== WORK REQUIRED ==
Reproduce all the entries exactly and keep the pictures out.

== ROWS ==

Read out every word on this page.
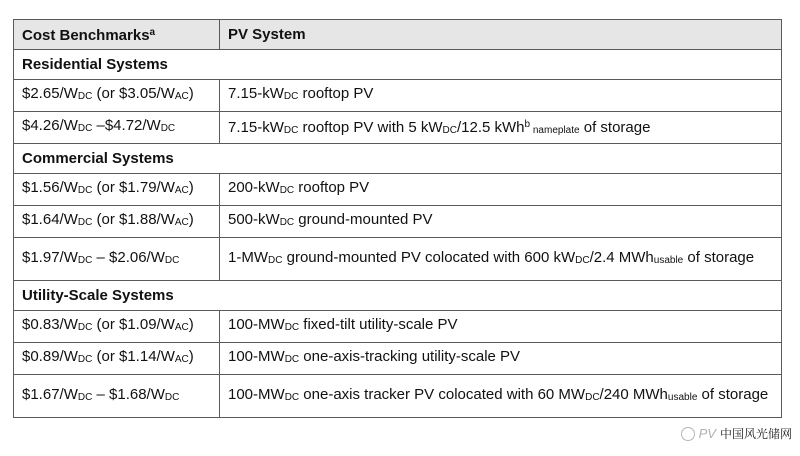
Cost Benchmarks$^a$	PV System
Residential Systems	
$2.65/WDC (or $3.05/WAC)	7.15-kWDC rooftop PV
$4.26/WDC –$4.72/WDC	7.15-kWDC rooftop PV with 5 kWDC/12.5 kWh$^b$ nameplate of storage
Commercial Systems	
$1.56/WDC (or $1.79/WAC)	200-kWDC rooftop PV
$1.64/WDC (or $1.88/WAC)	500-kWDC ground-mounted PV
$1.97/WDC – $2.06/WDC	1-MWDC ground-mounted PV colocated with 600 kWDC/2.4 MWhusable of storage
Utility-Scale Systems	
$0.83/WDC (or $1.09/WAC)	100-MWDC fixed-tilt utility-scale PV
$0.89/WDC (or $1.14/WAC)	100-MWDC one-axis-tracking utility-scale PV
$1.67/WDC – $1.68/WDC	100-MWDC one-axis tracker PV colocated with 60 MWDC/240 MWhusable of storage
PV 中国风光储网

== FINISHED TASK ==
Read out every word on this page.
Cost Benchmarks$^a$	PV System
Residential Systems	
$2.65/WDC (or $3.05/WAC)	7.15-kWDC rooftop PV
$4.26/WDC –$4.72/WDC	7.15-kWDC rooftop PV with 5 kWDC/12.5 kWh$^b$ nameplate of storage
Commercial Systems	
$1.56/WDC (or $1.79/WAC)	200-kWDC rooftop PV
$1.64/WDC (or $1.88/WAC)	500-kWDC ground-mounted PV
$1.97/WDC – $2.06/WDC	1-MWDC ground-mounted PV colocated with 600 kWDC/2.4 MWhusable of storage
Utility-Scale Systems	
$0.83/WDC (or $1.09/WAC)	100-MWDC fixed-tilt utility-scale PV
$0.89/WDC (or $1.14/WAC)	100-MWDC one-axis-tracking utility-scale PV
$1.67/WDC – $1.68/WDC	100-MWDC one-axis tracker PV colocated with 60 MWDC/240 MWhusable of storage
PV 中国风光储网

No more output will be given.